# Stated goal
Repeat the listing in full, word for word.

— START Data for this exercise —

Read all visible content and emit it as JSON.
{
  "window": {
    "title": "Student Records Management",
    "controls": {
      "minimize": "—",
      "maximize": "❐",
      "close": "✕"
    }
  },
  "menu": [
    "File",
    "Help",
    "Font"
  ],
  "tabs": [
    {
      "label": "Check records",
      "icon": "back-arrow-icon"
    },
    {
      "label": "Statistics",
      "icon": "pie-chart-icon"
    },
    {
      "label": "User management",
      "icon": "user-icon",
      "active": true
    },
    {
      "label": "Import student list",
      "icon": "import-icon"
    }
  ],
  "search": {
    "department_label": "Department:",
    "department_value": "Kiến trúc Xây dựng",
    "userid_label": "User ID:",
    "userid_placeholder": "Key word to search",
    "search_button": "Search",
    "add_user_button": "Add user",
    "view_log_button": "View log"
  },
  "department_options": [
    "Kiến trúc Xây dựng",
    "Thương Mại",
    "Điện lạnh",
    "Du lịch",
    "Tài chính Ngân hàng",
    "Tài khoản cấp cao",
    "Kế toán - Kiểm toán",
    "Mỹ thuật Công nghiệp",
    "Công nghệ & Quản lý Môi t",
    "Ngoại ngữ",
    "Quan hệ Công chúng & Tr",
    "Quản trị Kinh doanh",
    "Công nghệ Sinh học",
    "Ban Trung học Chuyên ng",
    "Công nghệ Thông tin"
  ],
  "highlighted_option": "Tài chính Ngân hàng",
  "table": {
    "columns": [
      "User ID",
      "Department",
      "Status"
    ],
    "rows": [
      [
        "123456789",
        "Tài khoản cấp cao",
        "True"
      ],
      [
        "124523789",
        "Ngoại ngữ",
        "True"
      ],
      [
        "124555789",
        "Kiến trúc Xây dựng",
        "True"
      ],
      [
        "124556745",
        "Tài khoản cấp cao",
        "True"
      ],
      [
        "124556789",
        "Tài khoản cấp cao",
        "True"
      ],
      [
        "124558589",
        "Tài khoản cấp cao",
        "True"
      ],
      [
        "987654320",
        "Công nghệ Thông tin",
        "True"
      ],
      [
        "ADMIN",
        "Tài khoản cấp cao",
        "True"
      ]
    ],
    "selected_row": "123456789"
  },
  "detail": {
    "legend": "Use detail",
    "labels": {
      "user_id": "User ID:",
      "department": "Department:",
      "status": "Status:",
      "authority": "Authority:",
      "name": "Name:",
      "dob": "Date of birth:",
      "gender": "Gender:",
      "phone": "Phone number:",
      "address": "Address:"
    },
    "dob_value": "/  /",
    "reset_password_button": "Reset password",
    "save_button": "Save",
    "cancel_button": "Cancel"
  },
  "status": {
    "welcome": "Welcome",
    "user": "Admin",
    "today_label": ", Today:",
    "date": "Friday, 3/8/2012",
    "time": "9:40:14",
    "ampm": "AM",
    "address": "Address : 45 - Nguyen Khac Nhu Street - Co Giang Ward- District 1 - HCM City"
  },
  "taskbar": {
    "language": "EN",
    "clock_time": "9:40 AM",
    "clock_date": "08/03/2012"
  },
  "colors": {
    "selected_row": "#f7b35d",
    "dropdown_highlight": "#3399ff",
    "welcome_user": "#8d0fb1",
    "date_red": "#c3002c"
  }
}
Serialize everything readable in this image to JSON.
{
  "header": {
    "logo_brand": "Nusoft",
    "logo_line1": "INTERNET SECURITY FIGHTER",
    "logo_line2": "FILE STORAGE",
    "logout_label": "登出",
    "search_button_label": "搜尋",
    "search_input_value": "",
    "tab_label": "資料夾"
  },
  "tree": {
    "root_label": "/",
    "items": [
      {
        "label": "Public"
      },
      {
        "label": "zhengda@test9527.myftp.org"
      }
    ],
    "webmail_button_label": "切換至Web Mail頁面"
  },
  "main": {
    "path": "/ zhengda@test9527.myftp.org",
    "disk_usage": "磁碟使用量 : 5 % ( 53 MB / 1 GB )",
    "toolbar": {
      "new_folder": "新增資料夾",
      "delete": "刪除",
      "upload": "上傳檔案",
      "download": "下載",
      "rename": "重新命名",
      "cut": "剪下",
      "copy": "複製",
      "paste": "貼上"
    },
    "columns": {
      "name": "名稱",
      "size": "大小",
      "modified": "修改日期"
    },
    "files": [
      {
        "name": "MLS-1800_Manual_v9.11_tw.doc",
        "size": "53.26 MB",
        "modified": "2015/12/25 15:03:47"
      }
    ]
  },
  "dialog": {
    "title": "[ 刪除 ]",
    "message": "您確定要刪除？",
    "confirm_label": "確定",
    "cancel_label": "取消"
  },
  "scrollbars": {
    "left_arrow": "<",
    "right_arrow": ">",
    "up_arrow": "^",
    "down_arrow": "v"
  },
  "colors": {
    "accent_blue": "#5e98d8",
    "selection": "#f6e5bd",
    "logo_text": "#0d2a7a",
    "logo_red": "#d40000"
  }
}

— END Data for this exercise —

# Task result
Read all visible content and emit it as JSON.
{
  "window": {
    "title": "Student Records Management",
    "controls": {
      "minimize": "—",
      "maximize": "❐",
      "close": "✕"
    }
  },
  "menu": [
    "File",
    "Help",
    "Font"
  ],
  "tabs": [
    {
      "label": "Check records",
      "icon": "back-arrow-icon"
    },
    {
      "label": "Statistics",
      "icon": "pie-chart-icon"
    },
    {
      "label": "User management",
      "icon": "user-icon",
      "active": true
    },
    {
      "label": "Import student list",
      "icon": "import-icon"
    }
  ],
  "search": {
    "department_label": "Department:",
    "department_value": "Kiến trúc Xây dựng",
    "userid_label": "User ID:",
    "userid_placeholder": "Key word to search",
    "search_button": "Search",
    "add_user_button": "Add user",
    "view_log_button": "View log"
  },
  "department_options": [
    "Kiến trúc Xây dựng",
    "Thương Mại",
    "Điện lạnh",
    "Du lịch",
    "Tài chính Ngân hàng",
    "Tài khoản cấp cao",
    "Kế toán - Kiểm toán",
    "Mỹ thuật Công nghiệp",
    "Công nghệ & Quản lý Môi t",
    "Ngoại ngữ",
    "Quan hệ Công chúng & Tr",
    "Quản trị Kinh doanh",
    "Công nghệ Sinh học",
    "Ban Trung học Chuyên ng",
    "Công nghệ Thông tin"
  ],
  "highlighted_option": "Tài chính Ngân hàng",
  "table": {
    "columns": [
      "User ID",
      "Department",
      "Status"
    ],
    "rows": [
      [
        "123456789",
        "Tài khoản cấp cao",
        "True"
      ],
      [
        "124523789",
        "Ngoại ngữ",
        "True"
      ],
      [
        "124555789",
        "Kiến trúc Xây dựng",
        "True"
      ],
      [
        "124556745",
        "Tài khoản cấp cao",
        "True"
      ],
      [
        "124556789",
        "Tài khoản cấp cao",
        "True"
      ],
      [
        "124558589",
        "Tài khoản cấp cao",
        "True"
      ],
      [
        "987654320",
        "Công nghệ Thông tin",
        "True"
      ],
      [
        "ADMIN",
        "Tài khoản cấp cao",
        "True"
      ]
    ],
    "selected_row": "123456789"
  },
  "detail": {
    "legend": "Use detail",
    "labels": {
      "user_id": "User ID:",
      "department": "Department:",
      "status": "Status:",
      "authority": "Authority:",
      "name": "Name:",
      "dob": "Date of birth:",
      "gender": "Gender:",
      "phone": "Phone number:",
      "address": "Address:"
    },
    "dob_value": "/  /",
    "reset_password_button": "Reset password",
    "save_button": "Save",
    "cancel_button": "Cancel"
  },
  "status": {
    "welcome": "Welcome",
    "user": "Admin",
    "today_label": ", Today:",
    "date": "Friday, 3/8/2012",
    "time": "9:40:14",
    "ampm": "AM",
    "address": "Address : 45 - Nguyen Khac Nhu Street - Co Giang Ward- District 1 - HCM City"
  },
  "taskbar": {
    "language": "EN",
    "clock_time": "9:40 AM",
    "clock_date": "08/03/2012"
  },
  "colors": {
    "selected_row": "#f7b35d",
    "dropdown_highlight": "#3399ff",
    "welcome_user": "#8d0fb1",
    "date_red": "#c3002c"
  }
}
Serialize everything readable in this image to JSON.
{
  "header": {
    "logo_brand": "Nusoft",
    "logo_line1": "INTERNET SECURITY FIGHTER",
    "logo_line2": "FILE STORAGE",
    "logout_label": "登出",
    "search_button_label": "搜尋",
    "search_input_value": "",
    "tab_label": "資料夾"
  },
  "tree": {
    "root_label": "/",
    "items": [
      {
        "label": "Public"
      },
      {
        "label": "zhengda@test9527.myftp.org"
      }
    ],
    "webmail_button_label": "切換至Web Mail頁面"
  },
  "main": {
    "path": "/ zhengda@test9527.myftp.org",
    "disk_usage": "磁碟使用量 : 5 % ( 53 MB / 1 GB )",
    "toolbar": {
      "new_folder": "新增資料夾",
      "delete": "刪除",
      "upload": "上傳檔案",
      "download": "下載",
      "rename": "重新命名",
      "cut": "剪下",
      "copy": "複製",
      "paste": "貼上"
    },
    "columns": {
      "name": "名稱",
      "size": "大小",
      "modified": "修改日期"
    },
    "files": [
      {
        "name": "MLS-1800_Manual_v9.11_tw.doc",
        "size": "53.26 MB",
        "modified": "2015/12/25 15:03:47"
      }
    ]
  },
  "dialog": {
    "title": "[ 刪除 ]",
    "message": "您確定要刪除？",
    "confirm_label": "確定",
    "cancel_label": "取消"
  },
  "scrollbars": {
    "left_arrow": "<",
    "right_arrow": ">",
    "up_arrow": "^",
    "down_arrow": "v"
  },
  "colors": {
    "accent_blue": "#5e98d8",
    "selection": "#f6e5bd",
    "logo_text": "#0d2a7a",
    "logo_red": "#d40000"
  }
}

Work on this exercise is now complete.